OBJECTIVE:
Set down each line of the data below exactly as it stands, dropping the pictures.

───── DATA RECORDS ─────

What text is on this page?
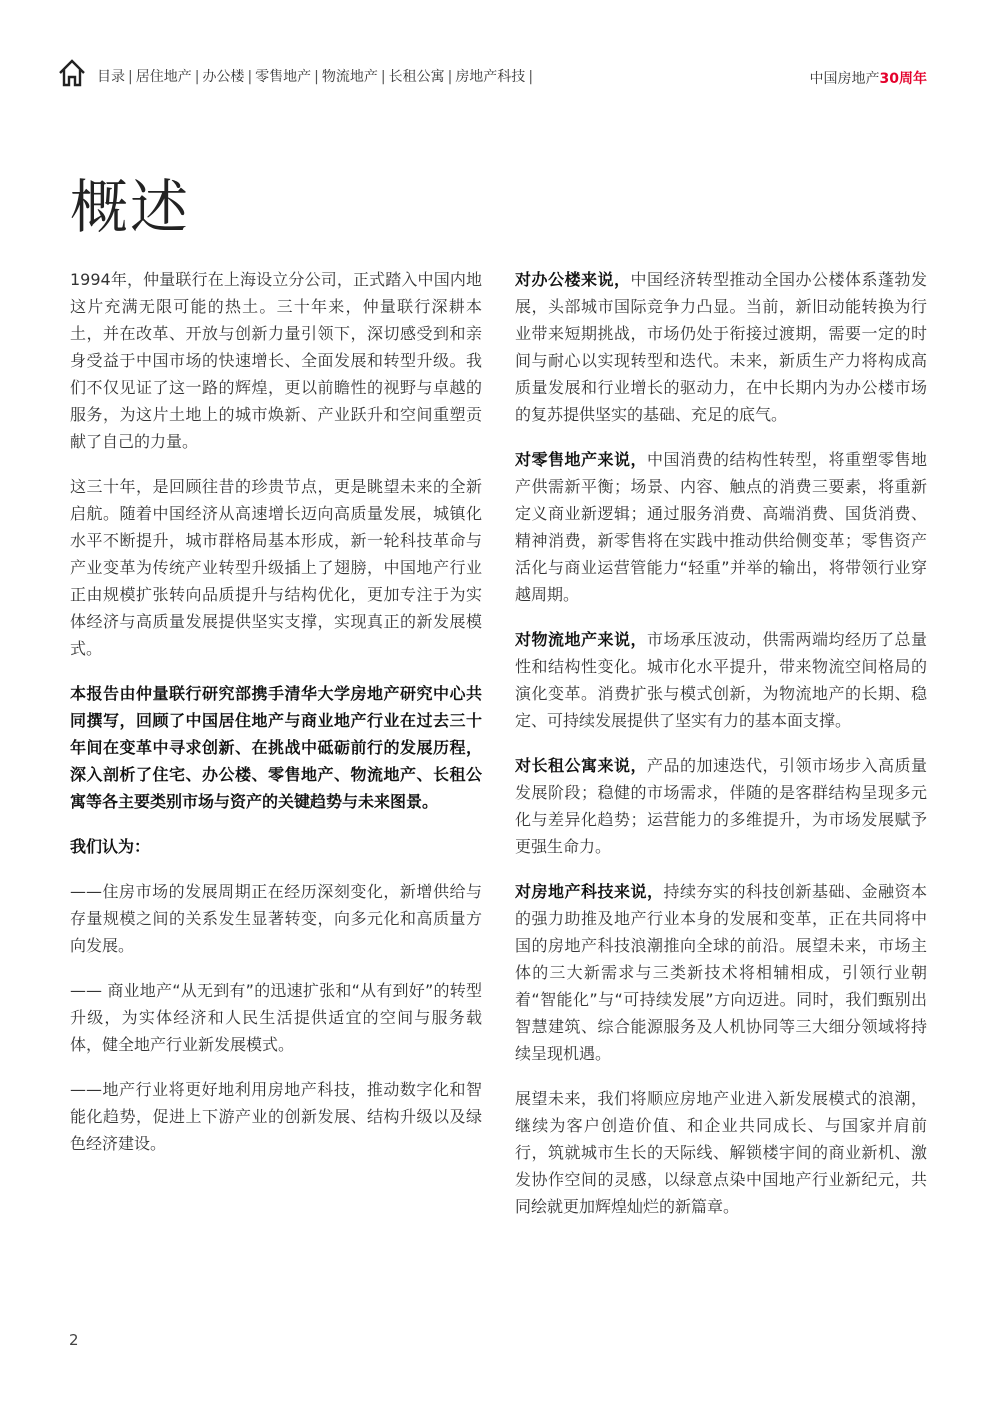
目录 | 居住地产 | 办公楼 | 零售地产 | 物流地产 | 长租公寓 | 房地产科技 |	中国房地产30周年
概述

1994年，仲量联行在上海设立分公司，正式踏入中国内地这片充满无限可能的热土。三十年来，仲量联行深耕本土，并在改革、开放与创新力量引领下，深切感受到和亲身受益于中国市场的快速增长、全面发展和转型升级。我们不仅见证了这一路的辉煌，更以前瞻性的视野与卓越的服务，为这片土地上的城市焕新、产业跃升和空间重塑贡献了自己的力量。

这三十年，是回顾往昔的珍贵节点，更是眺望未来的全新启航。随着中国经济从高速增长迈向高质量发展，城镇化水平不断提升，城市群格局基本形成，新一轮科技革命与产业变革为传统产业转型升级插上了翅膀，中国地产行业正由规模扩张转向品质提升与结构优化，更加专注于为实体经济与高质量发展提供坚实支撑，实现真正的新发展模式。

本报告由仲量联行研究部携手清华大学房地产研究中心共同撰写，回顾了中国居住地产与商业地产行业在过去三十年间在变革中寻求创新、在挑战中砥砺前行的发展历程，深入剖析了住宅、办公楼、零售地产、物流地产、长租公寓等各主要类别市场与资产的关键趋势与未来图景。

我们认为：

——住房市场的发展周期正在经历深刻变化，新增供给与存量规模之间的关系发生显著转变，向多元化和高质量方向发展。

—— 商业地产“从无到有”的迅速扩张和“从有到好”的转型升级，为实体经济和人民生活提供适宜的空间与服务载体，健全地产行业新发展模式。

——地产行业将更好地利用房地产科技，推动数字化和智能化趋势，促进上下游产业的创新发展、结构升级以及绿色经济建设。

对办公楼来说，中国经济转型推动全国办公楼体系蓬勃发展，头部城市国际竞争力凸显。当前，新旧动能转换为行业带来短期挑战，市场仍处于衔接过渡期，需要一定的时间与耐心以实现转型和迭代。未来，新质生产力将构成高质量发展和行业增长的驱动力，在中长期内为办公楼市场的复苏提供坚实的基础、充足的底气。

对零售地产来说，中国消费的结构性转型，将重塑零售地产供需新平衡；场景、内容、触点的消费三要素，将重新定义商业新逻辑；通过服务消费、高端消费、国货消费、精神消费，新零售将在实践中推动供给侧变革；零售资产活化与商业运营管能力“轻重”并举的输出，将带领行业穿越周期。

对物流地产来说，市场承压波动，供需两端均经历了总量性和结构性变化。城市化水平提升，带来物流空间格局的演化变革。消费扩张与模式创新，为物流地产的长期、稳定、可持续发展提供了坚实有力的基本面支撑。

对长租公寓来说，产品的加速迭代，引领市场步入高质量发展阶段；稳健的市场需求，伴随的是客群结构呈现多元化与差异化趋势；运营能力的多维提升，为市场发展赋予更强生命力。

对房地产科技来说，持续夯实的科技创新基础、金融资本的强力助推及地产行业本身的发展和变革，正在共同将中国的房地产科技浪潮推向全球的前沿。展望未来，市场主体的三大新需求与三类新技术将相辅相成，引领行业朝着“智能化”与“可持续发展”方向迈进。同时，我们甄别出智慧建筑、综合能源服务及人机协同等三大细分领域将持续呈现机遇。

展望未来，我们将顺应房地产业进入新发展模式的浪潮，继续为客户创造价值、和企业共同成长、与国家并肩前行，筑就城市生长的天际线、解锁楼宇间的商业新机、激发协作空间的灵感，以绿意点染中国地产行业新纪元，共同绘就更加辉煌灿烂的新篇章。

2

─────

RESULT FOR THIS TASK:
What text is on this page?
目录 | 居住地产 | 办公楼 | 零售地产 | 物流地产 | 长租公寓 | 房地产科技 |	中国房地产30周年
概述

1994年，仲量联行在上海设立分公司，正式踏入中国内地这片充满无限可能的热土。三十年来，仲量联行深耕本土，并在改革、开放与创新力量引领下，深切感受到和亲身受益于中国市场的快速增长、全面发展和转型升级。我们不仅见证了这一路的辉煌，更以前瞻性的视野与卓越的服务，为这片土地上的城市焕新、产业跃升和空间重塑贡献了自己的力量。

这三十年，是回顾往昔的珍贵节点，更是眺望未来的全新启航。随着中国经济从高速增长迈向高质量发展，城镇化水平不断提升，城市群格局基本形成，新一轮科技革命与产业变革为传统产业转型升级插上了翅膀，中国地产行业正由规模扩张转向品质提升与结构优化，更加专注于为实体经济与高质量发展提供坚实支撑，实现真正的新发展模式。

本报告由仲量联行研究部携手清华大学房地产研究中心共同撰写，回顾了中国居住地产与商业地产行业在过去三十年间在变革中寻求创新、在挑战中砥砺前行的发展历程，深入剖析了住宅、办公楼、零售地产、物流地产、长租公寓等各主要类别市场与资产的关键趋势与未来图景。

我们认为：

——住房市场的发展周期正在经历深刻变化，新增供给与存量规模之间的关系发生显著转变，向多元化和高质量方向发展。

—— 商业地产“从无到有”的迅速扩张和“从有到好”的转型升级，为实体经济和人民生活提供适宜的空间与服务载体，健全地产行业新发展模式。

——地产行业将更好地利用房地产科技，推动数字化和智能化趋势，促进上下游产业的创新发展、结构升级以及绿色经济建设。

对办公楼来说，中国经济转型推动全国办公楼体系蓬勃发展，头部城市国际竞争力凸显。当前，新旧动能转换为行业带来短期挑战，市场仍处于衔接过渡期，需要一定的时间与耐心以实现转型和迭代。未来，新质生产力将构成高质量发展和行业增长的驱动力，在中长期内为办公楼市场的复苏提供坚实的基础、充足的底气。

对零售地产来说，中国消费的结构性转型，将重塑零售地产供需新平衡；场景、内容、触点的消费三要素，将重新定义商业新逻辑；通过服务消费、高端消费、国货消费、精神消费，新零售将在实践中推动供给侧变革；零售资产活化与商业运营管能力“轻重”并举的输出，将带领行业穿越周期。

对物流地产来说，市场承压波动，供需两端均经历了总量性和结构性变化。城市化水平提升，带来物流空间格局的演化变革。消费扩张与模式创新，为物流地产的长期、稳定、可持续发展提供了坚实有力的基本面支撑。

对长租公寓来说，产品的加速迭代，引领市场步入高质量发展阶段；稳健的市场需求，伴随的是客群结构呈现多元化与差异化趋势；运营能力的多维提升，为市场发展赋予更强生命力。

对房地产科技来说，持续夯实的科技创新基础、金融资本的强力助推及地产行业本身的发展和变革，正在共同将中国的房地产科技浪潮推向全球的前沿。展望未来，市场主体的三大新需求与三类新技术将相辅相成，引领行业朝着“智能化”与“可持续发展”方向迈进。同时，我们甄别出智慧建筑、综合能源服务及人机协同等三大细分领域将持续呈现机遇。

展望未来，我们将顺应房地产业进入新发展模式的浪潮，继续为客户创造价值、和企业共同成长、与国家并肩前行，筑就城市生长的天际线、解锁楼宇间的商业新机、激发协作空间的灵感，以绿意点染中国地产行业新纪元，共同绘就更加辉煌灿烂的新篇章。

2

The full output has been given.